In the listing below, locate the lines that hold "Extract" and copy them.

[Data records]
•••

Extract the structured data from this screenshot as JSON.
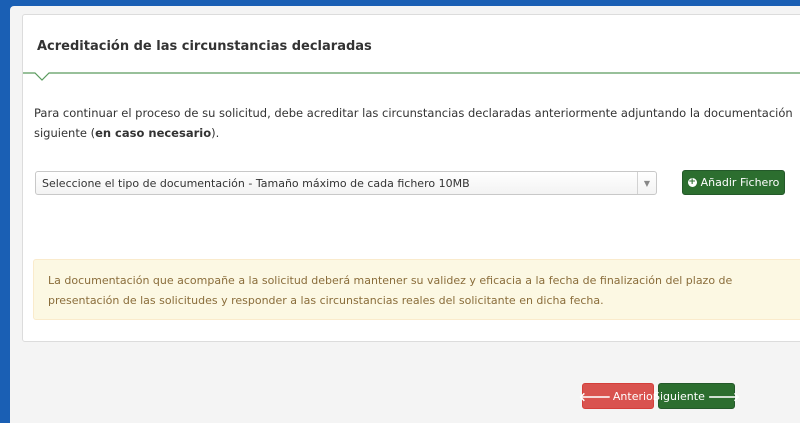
{
  "panel": {
    "title": "Acreditación de las circunstancias declaradas",
    "intro_text": "Para continuar el proceso de su solicitud, debe acreditar las circunstancias declaradas anteriormente adjuntando la documentación siguiente (",
    "intro_bold": "en caso necesario",
    "intro_end": ")."
  },
  "document_select": {
    "selected": "Seleccione el tipo de documentación - Tamaño máximo de cada fichero 10MB"
  },
  "add_button": {
    "label": "Añadir Fichero",
    "icon": "plus-circle-icon"
  },
  "warning": {
    "text": "La documentación que acompañe a la solicitud deberá mantener su validez y eficacia a la fecha de finalización del plazo de presentación de las solicitudes y responder a las circunstancias reales del solicitante en dicha fecha."
  },
  "navigation": {
    "prev_label": "Anterior",
    "next_label": "Siguiente"
  },
  "colors": {
    "primary_green": "#2c6e2f",
    "danger_red": "#d9534f",
    "warning_bg": "#fcf8e3",
    "warning_text": "#8a6d3b",
    "frame_blue": "#1a5fb4"
  }
}
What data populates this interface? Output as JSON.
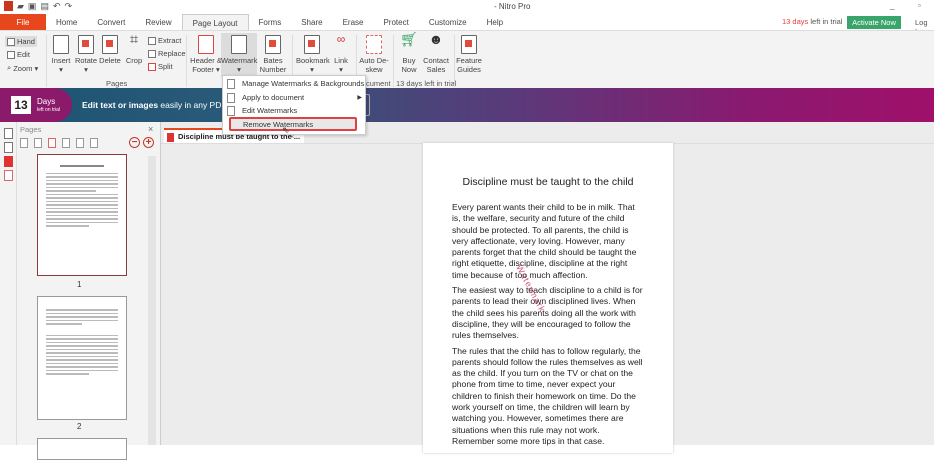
{
  "window": {
    "title": "- Nitro Pro",
    "minimize": "_",
    "restore": "▫"
  },
  "tabs": [
    "File",
    "Home",
    "Convert",
    "Review",
    "Page Layout",
    "Forms",
    "Share",
    "Erase",
    "Protect",
    "Customize",
    "Help"
  ],
  "trial": {
    "days": "13 days",
    "rest": " left in trial",
    "activate": "Activate Now",
    "login": "Log In"
  },
  "ribbon": {
    "hand": "Hand",
    "edit": "Edit",
    "zoom": "Zoom ▾",
    "insert": "Insert",
    "rotate": "Rotate",
    "delete": "Delete",
    "crop": "Crop",
    "extract": "Extract",
    "replace": "Replace",
    "split": "Split",
    "pages_group": "Pages",
    "header_footer": "Header & Footer ▾",
    "watermark": "Watermark",
    "bates": "Bates Number ▾",
    "bookmark": "Bookmark",
    "link": "Link",
    "auto_deskew": "Auto De-skew",
    "document_group": "cument",
    "buy_now": "Buy Now",
    "contact_sales": "Contact Sales",
    "trial_group": "13 days left in trial",
    "feature_guides": "Feature Guides"
  },
  "watermark_menu": {
    "items": [
      "Manage Watermarks & Backgrounds",
      "Apply to document",
      "Edit Watermarks",
      "Remove Watermarks"
    ]
  },
  "banner": {
    "days": "13",
    "days_label": "Days",
    "days_sub": "left on trial",
    "text_bold": "Edit text or images",
    "text_rest": " easily in any PDF"
  },
  "pages_panel": {
    "title": "Pages",
    "close": "×",
    "page_numbers": [
      "1",
      "2"
    ]
  },
  "document": {
    "tab_title": "Discipline must be taught to the ...",
    "tab_close": "×",
    "title": "Discipline must be taught to the child",
    "watermark_text": "Watermark",
    "paragraphs": [
      "Every parent wants their child to be in milk. That is, the welfare, security and future of the child should be protected. To all parents, the child is very affectionate, very loving. However, many parents forget that the child should be taught the right etiquette, discipline, discipline at the right time because of too much affection.",
      "The easiest way to teach discipline to a child is for parents to lead their own disciplined lives. When the child sees his parents doing all the work with discipline, they will be encouraged to follow the rules themselves.",
      "The rules that the child has to follow regularly, the parents should follow the rules themselves as well as the child. If you turn on the TV or chat on the phone from time to time, never expect your children to finish their homework on time. Do the work yourself on time, the children will learn by watching you. However, sometimes there are situations when this rule may not work. Remember some more tips in that case."
    ]
  }
}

•••

## Exercise answer
Extract the structured data from this screenshot as JSON.
    "extract": "Extract",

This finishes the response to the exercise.